**Written request**
Retype the material below. Keep every word exactly as it is.

--- begin Material provided ---

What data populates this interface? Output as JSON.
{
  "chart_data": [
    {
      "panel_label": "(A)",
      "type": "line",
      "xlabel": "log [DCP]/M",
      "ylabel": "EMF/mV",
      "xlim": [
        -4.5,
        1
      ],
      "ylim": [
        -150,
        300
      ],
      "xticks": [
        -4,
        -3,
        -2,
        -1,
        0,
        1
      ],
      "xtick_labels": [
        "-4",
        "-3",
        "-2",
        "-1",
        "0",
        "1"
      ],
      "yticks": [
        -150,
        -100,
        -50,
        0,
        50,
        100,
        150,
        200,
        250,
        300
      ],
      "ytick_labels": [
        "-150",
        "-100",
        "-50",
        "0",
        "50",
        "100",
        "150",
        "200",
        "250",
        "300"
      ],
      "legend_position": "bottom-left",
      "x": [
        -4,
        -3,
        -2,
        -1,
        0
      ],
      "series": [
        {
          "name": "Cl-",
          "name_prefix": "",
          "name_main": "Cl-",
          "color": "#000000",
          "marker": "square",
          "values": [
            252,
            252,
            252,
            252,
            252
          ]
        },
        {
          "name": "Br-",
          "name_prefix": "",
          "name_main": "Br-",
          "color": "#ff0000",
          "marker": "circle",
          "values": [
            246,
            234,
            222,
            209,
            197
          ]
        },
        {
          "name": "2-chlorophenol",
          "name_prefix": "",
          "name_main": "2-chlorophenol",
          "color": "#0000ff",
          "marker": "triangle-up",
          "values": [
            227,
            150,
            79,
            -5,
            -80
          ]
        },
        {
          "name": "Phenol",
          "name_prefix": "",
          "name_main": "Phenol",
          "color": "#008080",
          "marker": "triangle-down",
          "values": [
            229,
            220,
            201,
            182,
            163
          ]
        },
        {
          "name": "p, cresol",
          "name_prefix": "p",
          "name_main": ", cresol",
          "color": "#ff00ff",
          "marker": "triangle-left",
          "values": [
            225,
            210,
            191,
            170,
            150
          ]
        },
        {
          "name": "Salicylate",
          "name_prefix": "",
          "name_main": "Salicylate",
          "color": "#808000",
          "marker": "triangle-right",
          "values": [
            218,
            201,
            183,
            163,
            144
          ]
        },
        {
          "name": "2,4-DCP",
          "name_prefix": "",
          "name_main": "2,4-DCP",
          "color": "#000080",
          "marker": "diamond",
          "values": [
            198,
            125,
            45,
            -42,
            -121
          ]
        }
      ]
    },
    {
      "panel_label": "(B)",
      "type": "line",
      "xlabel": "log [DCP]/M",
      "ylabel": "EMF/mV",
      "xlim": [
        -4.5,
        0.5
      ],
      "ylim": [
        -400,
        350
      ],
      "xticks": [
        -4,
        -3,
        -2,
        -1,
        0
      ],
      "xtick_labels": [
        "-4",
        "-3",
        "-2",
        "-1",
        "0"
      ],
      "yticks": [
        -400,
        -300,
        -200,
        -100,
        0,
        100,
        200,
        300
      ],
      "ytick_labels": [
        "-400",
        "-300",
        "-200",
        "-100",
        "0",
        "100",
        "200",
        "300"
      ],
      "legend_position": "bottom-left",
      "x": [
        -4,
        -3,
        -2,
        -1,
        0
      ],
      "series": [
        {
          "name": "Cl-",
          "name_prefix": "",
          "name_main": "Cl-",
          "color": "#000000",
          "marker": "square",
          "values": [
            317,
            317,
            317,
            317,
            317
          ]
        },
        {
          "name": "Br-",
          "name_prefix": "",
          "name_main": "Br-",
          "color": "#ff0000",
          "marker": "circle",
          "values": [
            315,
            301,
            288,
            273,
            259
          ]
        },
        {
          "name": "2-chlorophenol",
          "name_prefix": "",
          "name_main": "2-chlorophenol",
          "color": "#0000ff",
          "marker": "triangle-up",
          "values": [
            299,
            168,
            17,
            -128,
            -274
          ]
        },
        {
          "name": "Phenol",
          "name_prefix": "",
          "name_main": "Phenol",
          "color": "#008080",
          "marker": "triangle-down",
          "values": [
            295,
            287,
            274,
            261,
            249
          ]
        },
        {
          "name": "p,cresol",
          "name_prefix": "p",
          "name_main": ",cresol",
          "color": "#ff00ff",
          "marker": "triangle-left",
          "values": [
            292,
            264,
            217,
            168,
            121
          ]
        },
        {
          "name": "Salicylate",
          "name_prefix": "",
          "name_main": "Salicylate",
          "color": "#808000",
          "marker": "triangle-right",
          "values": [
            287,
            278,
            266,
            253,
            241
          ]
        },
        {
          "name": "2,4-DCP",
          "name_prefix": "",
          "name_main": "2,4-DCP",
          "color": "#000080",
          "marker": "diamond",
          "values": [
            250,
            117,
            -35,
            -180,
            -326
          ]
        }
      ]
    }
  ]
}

--- end Material provided ---

**Written answer**
What data populates this interface? Output as JSON.
{
  "chart_data": [
    {
      "panel_label": "(A)",
      "type": "line",
      "xlabel": "log [DCP]/M",
      "ylabel": "EMF/mV",
      "xlim": [
        -4.5,
        1
      ],
      "ylim": [
        -150,
        300
      ],
      "xticks": [
        -4,
        -3,
        -2,
        -1,
        0,
        1
      ],
      "xtick_labels": [
        "-4",
        "-3",
        "-2",
        "-1",
        "0",
        "1"
      ],
      "yticks": [
        -150,
        -100,
        -50,
        0,
        50,
        100,
        150,
        200,
        250,
        300
      ],
      "ytick_labels": [
        "-150",
        "-100",
        "-50",
        "0",
        "50",
        "100",
        "150",
        "200",
        "250",
        "300"
      ],
      "legend_position": "bottom-left",
      "x": [
        -4,
        -3,
        -2,
        -1,
        0
      ],
      "series": [
        {
          "name": "Cl-",
          "name_prefix": "",
          "name_main": "Cl-",
          "color": "#000000",
          "marker": "square",
          "values": [
            252,
            252,
            252,
            252,
            252
          ]
        },
        {
          "name": "Br-",
          "name_prefix": "",
          "name_main": "Br-",
          "color": "#ff0000",
          "marker": "circle",
          "values": [
            246,
            234,
            222,
            209,
            197
          ]
        },
        {
          "name": "2-chlorophenol",
          "name_prefix": "",
          "name_main": "2-chlorophenol",
          "color": "#0000ff",
          "marker": "triangle-up",
          "values": [
            227,
            150,
            79,
            -5,
            -80
          ]
        },
        {
          "name": "Phenol",
          "name_prefix": "",
          "name_main": "Phenol",
          "color": "#008080",
          "marker": "triangle-down",
          "values": [
            229,
            220,
            201,
            182,
            163
          ]
        },
        {
          "name": "p, cresol",
          "name_prefix": "p",
          "name_main": ", cresol",
          "color": "#ff00ff",
          "marker": "triangle-left",
          "values": [
            225,
            210,
            191,
            170,
            150
          ]
        },
        {
          "name": "Salicylate",
          "name_prefix": "",
          "name_main": "Salicylate",
          "color": "#808000",
          "marker": "triangle-right",
          "values": [
            218,
            201,
            183,
            163,
            144
          ]
        },
        {
          "name": "2,4-DCP",
          "name_prefix": "",
          "name_main": "2,4-DCP",
          "color": "#000080",
          "marker": "diamond",
          "values": [
            198,
            125,
            45,
            -42,
            -121
          ]
        }
      ]
    },
    {
      "panel_label": "(B)",
      "type": "line",
      "xlabel": "log [DCP]/M",
      "ylabel": "EMF/mV",
      "xlim": [
        -4.5,
        0.5
      ],
      "ylim": [
        -400,
        350
      ],
      "xticks": [
        -4,
        -3,
        -2,
        -1,
        0
      ],
      "xtick_labels": [
        "-4",
        "-3",
        "-2",
        "-1",
        "0"
      ],
      "yticks": [
        -400,
        -300,
        -200,
        -100,
        0,
        100,
        200,
        300
      ],
      "ytick_labels": [
        "-400",
        "-300",
        "-200",
        "-100",
        "0",
        "100",
        "200",
        "300"
      ],
      "legend_position": "bottom-left",
      "x": [
        -4,
        -3,
        -2,
        -1,
        0
      ],
      "series": [
        {
          "name": "Cl-",
          "name_prefix": "",
          "name_main": "Cl-",
          "color": "#000000",
          "marker": "square",
          "values": [
            317,
            317,
            317,
            317,
            317
          ]
        },
        {
          "name": "Br-",
          "name_prefix": "",
          "name_main": "Br-",
          "color": "#ff0000",
          "marker": "circle",
          "values": [
            315,
            301,
            288,
            273,
            259
          ]
        },
        {
          "name": "2-chlorophenol",
          "name_prefix": "",
          "name_main": "2-chlorophenol",
          "color": "#0000ff",
          "marker": "triangle-up",
          "values": [
            299,
            168,
            17,
            -128,
            -274
          ]
        },
        {
          "name": "Phenol",
          "name_prefix": "",
          "name_main": "Phenol",
          "color": "#008080",
          "marker": "triangle-down",
          "values": [
            295,
            287,
            274,
            261,
            249
          ]
        },
        {
          "name": "p,cresol",
          "name_prefix": "p",
          "name_main": ",cresol",
          "color": "#ff00ff",
          "marker": "triangle-left",
          "values": [
            292,
            264,
            217,
            168,
            121
          ]
        },
        {
          "name": "Salicylate",
          "name_prefix": "",
          "name_main": "Salicylate",
          "color": "#808000",
          "marker": "triangle-right",
          "values": [
            287,
            278,
            266,
            253,
            241
          ]
        },
        {
          "name": "2,4-DCP",
          "name_prefix": "",
          "name_main": "2,4-DCP",
          "color": "#000080",
          "marker": "diamond",
          "values": [
            250,
            117,
            -35,
            -180,
            -326
          ]
        }
      ]
    }
  ]
}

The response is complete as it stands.